◆ **WORK TO DO**: Check each line of the records below and collect those holding "released".

[Begin INFORMATION GIVEN]

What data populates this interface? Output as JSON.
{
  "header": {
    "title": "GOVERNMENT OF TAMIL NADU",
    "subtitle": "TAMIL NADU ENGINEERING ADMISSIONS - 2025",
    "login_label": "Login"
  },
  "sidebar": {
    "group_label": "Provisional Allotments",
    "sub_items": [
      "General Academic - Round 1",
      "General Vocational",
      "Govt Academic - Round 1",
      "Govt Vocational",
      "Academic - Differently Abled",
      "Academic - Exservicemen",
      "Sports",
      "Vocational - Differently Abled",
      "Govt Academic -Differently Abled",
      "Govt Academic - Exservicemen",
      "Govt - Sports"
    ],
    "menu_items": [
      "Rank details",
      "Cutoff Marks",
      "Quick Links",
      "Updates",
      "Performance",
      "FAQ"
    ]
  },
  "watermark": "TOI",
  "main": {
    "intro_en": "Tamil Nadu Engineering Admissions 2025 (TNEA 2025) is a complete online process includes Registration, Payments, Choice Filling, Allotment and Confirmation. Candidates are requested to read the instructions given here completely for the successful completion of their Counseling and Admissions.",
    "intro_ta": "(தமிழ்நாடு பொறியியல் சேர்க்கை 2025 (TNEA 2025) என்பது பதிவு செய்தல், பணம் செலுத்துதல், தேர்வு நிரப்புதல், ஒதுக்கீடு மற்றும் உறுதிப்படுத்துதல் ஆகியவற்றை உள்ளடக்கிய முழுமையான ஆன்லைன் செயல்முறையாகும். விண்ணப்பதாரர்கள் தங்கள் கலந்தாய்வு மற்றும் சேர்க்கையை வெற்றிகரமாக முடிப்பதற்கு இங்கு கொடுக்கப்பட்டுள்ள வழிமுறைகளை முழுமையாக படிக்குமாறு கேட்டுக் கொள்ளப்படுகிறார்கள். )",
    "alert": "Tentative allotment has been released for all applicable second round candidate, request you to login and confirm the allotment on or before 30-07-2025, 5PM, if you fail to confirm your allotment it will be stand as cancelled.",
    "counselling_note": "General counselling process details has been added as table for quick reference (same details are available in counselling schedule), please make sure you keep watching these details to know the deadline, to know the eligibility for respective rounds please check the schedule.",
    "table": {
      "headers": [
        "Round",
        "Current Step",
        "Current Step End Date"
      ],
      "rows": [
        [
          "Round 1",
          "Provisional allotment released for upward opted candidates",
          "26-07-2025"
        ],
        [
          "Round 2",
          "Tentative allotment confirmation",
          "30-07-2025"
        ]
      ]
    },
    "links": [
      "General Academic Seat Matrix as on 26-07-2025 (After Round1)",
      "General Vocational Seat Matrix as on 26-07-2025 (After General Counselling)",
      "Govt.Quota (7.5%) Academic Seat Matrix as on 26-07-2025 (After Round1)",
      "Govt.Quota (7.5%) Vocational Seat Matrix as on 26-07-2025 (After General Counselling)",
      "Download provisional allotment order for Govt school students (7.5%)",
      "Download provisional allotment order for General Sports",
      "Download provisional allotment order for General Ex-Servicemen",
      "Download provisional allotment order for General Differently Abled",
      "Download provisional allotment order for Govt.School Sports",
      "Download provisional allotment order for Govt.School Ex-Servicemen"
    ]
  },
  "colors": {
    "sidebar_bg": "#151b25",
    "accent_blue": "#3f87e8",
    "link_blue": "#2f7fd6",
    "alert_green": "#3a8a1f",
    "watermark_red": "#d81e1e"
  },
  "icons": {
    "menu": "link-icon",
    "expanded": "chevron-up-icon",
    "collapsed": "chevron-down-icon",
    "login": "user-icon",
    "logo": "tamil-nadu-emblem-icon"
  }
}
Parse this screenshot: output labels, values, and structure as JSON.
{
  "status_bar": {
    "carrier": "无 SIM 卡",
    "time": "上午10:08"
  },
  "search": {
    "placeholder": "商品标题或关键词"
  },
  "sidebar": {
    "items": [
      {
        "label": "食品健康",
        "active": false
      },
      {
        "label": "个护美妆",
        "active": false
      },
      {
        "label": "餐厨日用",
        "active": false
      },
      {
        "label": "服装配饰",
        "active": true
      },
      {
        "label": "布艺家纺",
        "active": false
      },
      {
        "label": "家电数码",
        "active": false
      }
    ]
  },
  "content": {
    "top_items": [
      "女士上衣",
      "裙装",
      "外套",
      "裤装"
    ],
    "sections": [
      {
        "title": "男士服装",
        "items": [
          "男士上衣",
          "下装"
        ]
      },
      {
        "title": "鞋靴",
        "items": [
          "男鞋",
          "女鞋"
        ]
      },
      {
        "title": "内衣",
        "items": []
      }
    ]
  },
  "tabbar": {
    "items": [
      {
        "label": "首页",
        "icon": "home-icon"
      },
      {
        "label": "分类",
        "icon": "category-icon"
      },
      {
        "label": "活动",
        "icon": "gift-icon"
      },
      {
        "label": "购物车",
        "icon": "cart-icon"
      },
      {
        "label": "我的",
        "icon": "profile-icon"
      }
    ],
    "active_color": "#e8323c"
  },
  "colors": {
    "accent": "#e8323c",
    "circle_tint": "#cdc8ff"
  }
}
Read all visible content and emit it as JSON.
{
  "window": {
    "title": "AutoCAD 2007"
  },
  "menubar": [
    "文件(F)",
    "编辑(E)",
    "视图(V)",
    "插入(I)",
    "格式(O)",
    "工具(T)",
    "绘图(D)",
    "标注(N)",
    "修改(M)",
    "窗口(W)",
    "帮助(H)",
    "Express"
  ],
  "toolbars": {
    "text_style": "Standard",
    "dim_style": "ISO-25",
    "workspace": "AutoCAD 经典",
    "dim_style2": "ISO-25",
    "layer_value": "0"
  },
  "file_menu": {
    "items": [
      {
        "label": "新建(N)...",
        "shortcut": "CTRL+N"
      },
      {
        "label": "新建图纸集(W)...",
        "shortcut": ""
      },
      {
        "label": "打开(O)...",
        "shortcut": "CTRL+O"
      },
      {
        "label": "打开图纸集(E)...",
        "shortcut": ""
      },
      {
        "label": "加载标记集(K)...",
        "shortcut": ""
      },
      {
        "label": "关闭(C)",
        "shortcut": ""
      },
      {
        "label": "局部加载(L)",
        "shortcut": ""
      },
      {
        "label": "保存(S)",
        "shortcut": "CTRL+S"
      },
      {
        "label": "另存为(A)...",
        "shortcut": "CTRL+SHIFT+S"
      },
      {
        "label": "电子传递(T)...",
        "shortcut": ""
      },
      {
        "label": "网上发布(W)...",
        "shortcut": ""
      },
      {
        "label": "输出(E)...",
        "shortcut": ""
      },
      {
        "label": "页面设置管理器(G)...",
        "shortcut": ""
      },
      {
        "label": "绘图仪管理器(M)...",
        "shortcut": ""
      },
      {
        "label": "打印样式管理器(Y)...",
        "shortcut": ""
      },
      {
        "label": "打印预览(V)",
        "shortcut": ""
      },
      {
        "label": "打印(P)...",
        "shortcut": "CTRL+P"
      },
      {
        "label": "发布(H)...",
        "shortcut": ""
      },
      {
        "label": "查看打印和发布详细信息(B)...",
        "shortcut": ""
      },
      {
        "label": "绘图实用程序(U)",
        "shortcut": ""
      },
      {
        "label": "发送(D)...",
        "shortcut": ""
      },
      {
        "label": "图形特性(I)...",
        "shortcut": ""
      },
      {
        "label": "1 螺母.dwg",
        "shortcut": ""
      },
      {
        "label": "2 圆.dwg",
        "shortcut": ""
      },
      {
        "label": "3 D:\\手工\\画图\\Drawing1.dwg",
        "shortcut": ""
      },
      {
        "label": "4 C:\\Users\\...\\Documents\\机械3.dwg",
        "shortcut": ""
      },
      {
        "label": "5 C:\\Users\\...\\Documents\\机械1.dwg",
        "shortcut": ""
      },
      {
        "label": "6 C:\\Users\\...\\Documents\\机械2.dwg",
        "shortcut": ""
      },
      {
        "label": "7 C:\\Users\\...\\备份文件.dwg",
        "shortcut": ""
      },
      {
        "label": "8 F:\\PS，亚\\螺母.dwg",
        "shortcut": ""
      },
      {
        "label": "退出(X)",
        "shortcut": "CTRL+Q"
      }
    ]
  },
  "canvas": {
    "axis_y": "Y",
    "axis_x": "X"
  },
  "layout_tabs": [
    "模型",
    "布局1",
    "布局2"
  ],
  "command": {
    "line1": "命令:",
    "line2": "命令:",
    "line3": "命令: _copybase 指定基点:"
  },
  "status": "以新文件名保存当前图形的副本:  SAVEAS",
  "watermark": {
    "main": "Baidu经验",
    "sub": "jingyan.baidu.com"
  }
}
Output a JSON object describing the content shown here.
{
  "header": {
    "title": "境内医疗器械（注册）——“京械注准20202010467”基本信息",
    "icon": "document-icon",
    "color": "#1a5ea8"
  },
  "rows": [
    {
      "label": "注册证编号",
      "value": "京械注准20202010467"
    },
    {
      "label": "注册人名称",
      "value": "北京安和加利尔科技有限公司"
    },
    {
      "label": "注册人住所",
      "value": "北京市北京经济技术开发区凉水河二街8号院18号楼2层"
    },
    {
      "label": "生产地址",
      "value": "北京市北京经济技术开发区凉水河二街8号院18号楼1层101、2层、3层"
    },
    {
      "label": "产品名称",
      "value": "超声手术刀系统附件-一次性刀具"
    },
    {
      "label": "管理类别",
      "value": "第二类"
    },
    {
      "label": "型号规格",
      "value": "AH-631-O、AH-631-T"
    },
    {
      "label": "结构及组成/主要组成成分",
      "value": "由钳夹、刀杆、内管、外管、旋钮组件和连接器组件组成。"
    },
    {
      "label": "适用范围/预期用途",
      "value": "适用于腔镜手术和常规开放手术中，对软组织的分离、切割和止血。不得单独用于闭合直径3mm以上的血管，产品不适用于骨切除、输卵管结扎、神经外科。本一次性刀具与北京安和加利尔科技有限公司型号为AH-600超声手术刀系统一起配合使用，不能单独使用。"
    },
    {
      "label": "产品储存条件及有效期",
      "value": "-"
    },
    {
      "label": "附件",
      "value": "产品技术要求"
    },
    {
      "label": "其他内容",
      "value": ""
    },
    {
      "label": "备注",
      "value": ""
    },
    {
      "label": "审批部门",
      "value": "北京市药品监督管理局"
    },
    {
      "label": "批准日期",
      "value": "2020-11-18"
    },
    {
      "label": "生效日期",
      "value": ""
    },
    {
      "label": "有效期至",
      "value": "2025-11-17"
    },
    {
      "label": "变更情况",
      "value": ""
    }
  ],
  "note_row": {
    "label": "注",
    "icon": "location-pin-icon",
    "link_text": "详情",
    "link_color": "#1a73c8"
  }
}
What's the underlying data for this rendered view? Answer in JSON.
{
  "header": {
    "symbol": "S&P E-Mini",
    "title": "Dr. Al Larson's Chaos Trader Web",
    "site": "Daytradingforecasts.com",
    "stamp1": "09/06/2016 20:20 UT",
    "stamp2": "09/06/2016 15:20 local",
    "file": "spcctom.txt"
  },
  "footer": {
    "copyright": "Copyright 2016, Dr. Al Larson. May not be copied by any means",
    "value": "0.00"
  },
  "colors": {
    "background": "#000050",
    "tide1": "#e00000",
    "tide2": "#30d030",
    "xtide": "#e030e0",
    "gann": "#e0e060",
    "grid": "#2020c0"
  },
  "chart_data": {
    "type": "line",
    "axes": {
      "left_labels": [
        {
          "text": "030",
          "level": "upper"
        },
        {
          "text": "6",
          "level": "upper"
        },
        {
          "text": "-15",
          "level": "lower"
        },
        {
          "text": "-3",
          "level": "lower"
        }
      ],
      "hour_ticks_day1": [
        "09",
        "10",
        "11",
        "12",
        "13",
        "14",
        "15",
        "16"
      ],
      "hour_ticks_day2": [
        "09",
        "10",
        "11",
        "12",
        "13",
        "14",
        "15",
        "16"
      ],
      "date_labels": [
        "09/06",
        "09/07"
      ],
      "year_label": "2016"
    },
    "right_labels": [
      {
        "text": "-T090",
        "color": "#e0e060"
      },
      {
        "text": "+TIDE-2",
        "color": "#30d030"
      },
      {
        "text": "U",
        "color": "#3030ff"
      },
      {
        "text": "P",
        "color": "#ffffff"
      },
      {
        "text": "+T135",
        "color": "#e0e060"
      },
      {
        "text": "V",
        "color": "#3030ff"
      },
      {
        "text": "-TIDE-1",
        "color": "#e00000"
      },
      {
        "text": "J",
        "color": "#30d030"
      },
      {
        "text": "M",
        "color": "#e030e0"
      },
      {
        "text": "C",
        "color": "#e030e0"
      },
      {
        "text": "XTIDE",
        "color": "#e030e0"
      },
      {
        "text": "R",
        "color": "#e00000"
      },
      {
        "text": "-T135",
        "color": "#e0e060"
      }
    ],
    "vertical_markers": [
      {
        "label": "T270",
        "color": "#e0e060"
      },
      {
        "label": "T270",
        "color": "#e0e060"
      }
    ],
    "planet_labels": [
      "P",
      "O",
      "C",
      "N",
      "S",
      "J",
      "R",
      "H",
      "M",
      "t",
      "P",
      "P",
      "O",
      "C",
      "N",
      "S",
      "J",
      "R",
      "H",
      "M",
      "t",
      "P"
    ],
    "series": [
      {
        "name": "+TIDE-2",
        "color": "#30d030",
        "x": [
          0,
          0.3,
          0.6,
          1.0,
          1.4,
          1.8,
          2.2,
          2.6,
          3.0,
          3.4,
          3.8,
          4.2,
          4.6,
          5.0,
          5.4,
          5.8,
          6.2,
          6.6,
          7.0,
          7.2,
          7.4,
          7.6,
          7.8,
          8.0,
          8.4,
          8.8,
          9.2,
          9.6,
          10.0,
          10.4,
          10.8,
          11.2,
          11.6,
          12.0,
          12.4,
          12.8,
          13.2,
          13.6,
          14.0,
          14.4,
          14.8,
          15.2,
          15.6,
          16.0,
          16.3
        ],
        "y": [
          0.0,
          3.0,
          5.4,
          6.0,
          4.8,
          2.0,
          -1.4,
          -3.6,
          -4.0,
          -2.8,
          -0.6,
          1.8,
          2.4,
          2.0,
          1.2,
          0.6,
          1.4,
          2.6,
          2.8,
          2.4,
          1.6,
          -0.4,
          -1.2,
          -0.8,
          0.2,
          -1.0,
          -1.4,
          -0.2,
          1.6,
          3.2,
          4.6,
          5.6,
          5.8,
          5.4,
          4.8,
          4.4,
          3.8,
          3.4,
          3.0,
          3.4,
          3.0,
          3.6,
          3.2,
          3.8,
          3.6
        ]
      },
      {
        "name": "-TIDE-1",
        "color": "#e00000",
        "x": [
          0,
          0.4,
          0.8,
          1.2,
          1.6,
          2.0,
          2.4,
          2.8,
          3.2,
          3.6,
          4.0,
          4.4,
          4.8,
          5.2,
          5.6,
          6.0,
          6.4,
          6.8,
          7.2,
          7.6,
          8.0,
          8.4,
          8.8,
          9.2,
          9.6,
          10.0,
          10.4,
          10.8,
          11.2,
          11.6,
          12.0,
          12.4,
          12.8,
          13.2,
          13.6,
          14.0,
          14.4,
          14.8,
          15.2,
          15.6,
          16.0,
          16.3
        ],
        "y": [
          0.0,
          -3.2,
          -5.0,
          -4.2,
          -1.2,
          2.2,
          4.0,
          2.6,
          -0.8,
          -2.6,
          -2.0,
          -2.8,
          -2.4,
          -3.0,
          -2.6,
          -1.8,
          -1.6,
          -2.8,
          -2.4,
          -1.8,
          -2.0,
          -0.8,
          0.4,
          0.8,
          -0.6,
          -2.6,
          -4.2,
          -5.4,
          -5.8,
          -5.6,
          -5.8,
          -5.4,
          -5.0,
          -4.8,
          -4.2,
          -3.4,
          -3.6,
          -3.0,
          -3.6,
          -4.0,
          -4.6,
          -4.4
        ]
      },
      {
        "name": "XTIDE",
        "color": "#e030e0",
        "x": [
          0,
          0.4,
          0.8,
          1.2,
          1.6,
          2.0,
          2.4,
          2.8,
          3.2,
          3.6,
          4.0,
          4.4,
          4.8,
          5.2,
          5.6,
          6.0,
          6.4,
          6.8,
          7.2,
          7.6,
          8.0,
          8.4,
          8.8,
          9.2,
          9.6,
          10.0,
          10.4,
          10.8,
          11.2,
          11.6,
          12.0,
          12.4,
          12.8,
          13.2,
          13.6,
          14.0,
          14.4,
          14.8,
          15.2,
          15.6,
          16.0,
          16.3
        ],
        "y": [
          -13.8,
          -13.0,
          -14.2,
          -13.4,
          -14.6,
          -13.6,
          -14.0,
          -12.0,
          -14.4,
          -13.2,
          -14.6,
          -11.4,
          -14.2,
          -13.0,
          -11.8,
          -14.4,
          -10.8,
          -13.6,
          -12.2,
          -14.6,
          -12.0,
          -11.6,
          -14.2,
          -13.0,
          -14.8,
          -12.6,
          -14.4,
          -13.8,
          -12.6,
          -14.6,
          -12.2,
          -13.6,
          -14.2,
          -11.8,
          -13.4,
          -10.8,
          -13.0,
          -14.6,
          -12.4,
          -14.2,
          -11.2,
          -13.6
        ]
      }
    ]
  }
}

[End INFORMATION GIVEN]

◆ **OUTPUT**:
    "alert": "Tentative allotment has been released for all applicable second round candidate, request you to login and confirm the allotment on or before 30-07-2025, 5PM, if you fail to confirm your allotment it will be stand as cancelled.",
          "Provisional allotment released for upward opted candidates",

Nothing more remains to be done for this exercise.